Do this: Pictures appear in the records below; write out everything else exactly.

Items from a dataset
§
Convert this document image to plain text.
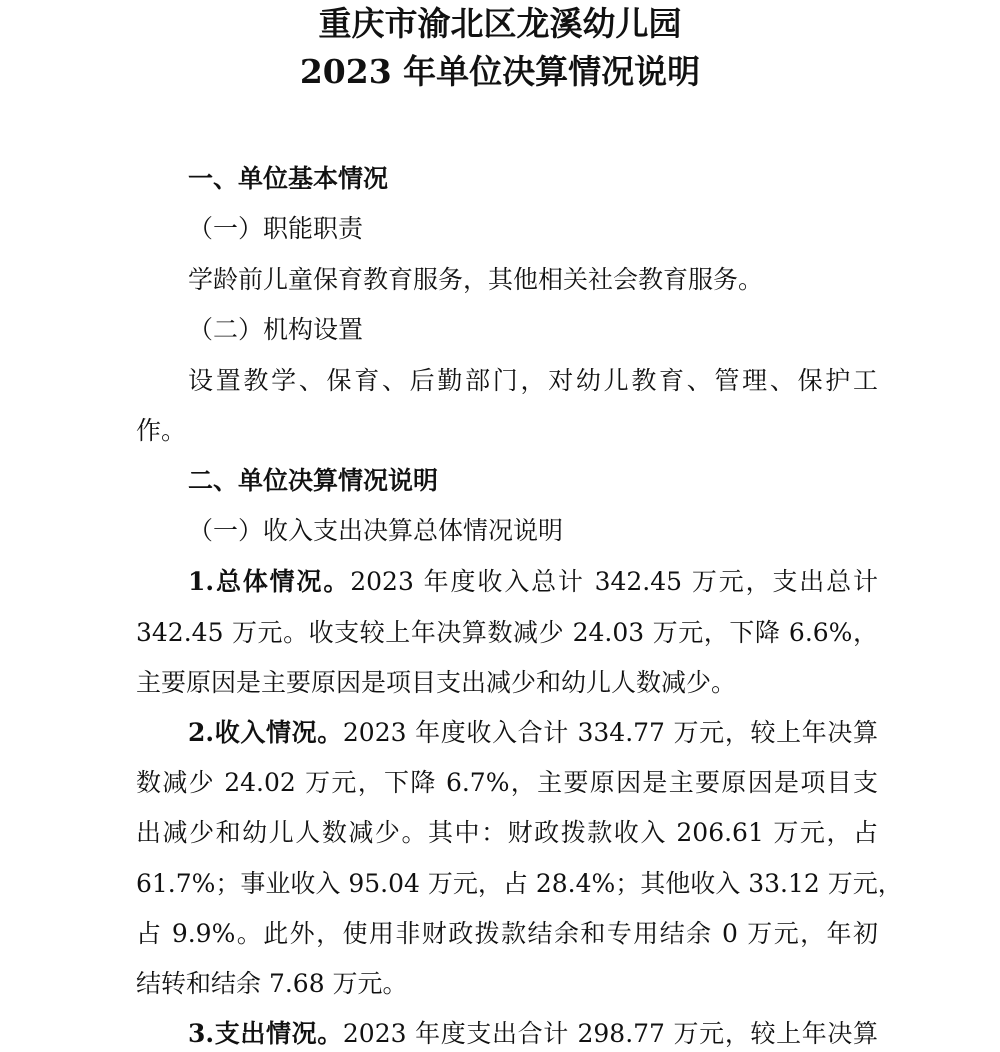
重庆市渝北区龙溪幼儿园
2023 年单位决算情况说明
一、单位基本情况
（一）职能职责
学龄前儿童保育教育服务，其他相关社会教育服务。
（二）机构设置
设置教学、保育、后勤部门，对幼儿教育、管理、保护工
作。
二、单位决算情况说明
（一）收入支出决算总体情况说明
1.总体情况。2023 年度收入总计 342.45 万元，支出总计
342.45 万元。收支较上年决算数减少 24.03 万元，下降 6.6%，
主要原因是主要原因是项目支出减少和幼儿人数减少。
2.收入情况。2023 年度收入合计 334.77 万元，较上年决算
数减少 24.02 万元，下降 6.7%，主要原因是主要原因是项目支
出减少和幼儿人数减少。其中：财政拨款收入 206.61 万元，占
61.7%；事业收入 95.04 万元，占 28.4%；其他收入 33.12 万元，
占 9.9%。此外，使用非财政拨款结余和专用结余 0 万元，年初
结转和结余 7.68 万元。
3.支出情况。2023 年度支出合计 298.77 万元，较上年决算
§
Written solution:
Convert this document image to plain text.
重庆市渝北区龙溪幼儿园
2023 年单位决算情况说明
一、单位基本情况
（一）职能职责
学龄前儿童保育教育服务，其他相关社会教育服务。
（二）机构设置
设置教学、保育、后勤部门，对幼儿教育、管理、保护工
作。
二、单位决算情况说明
（一）收入支出决算总体情况说明
1.总体情况。2023 年度收入总计 342.45 万元，支出总计
342.45 万元。收支较上年决算数减少 24.03 万元，下降 6.6%，
主要原因是主要原因是项目支出减少和幼儿人数减少。
2.收入情况。2023 年度收入合计 334.77 万元，较上年决算
数减少 24.02 万元，下降 6.7%，主要原因是主要原因是项目支
出减少和幼儿人数减少。其中：财政拨款收入 206.61 万元，占
61.7%；事业收入 95.04 万元，占 28.4%；其他收入 33.12 万元，
占 9.9%。此外，使用非财政拨款结余和专用结余 0 万元，年初
结转和结余 7.68 万元。
3.支出情况。2023 年度支出合计 298.77 万元，较上年决算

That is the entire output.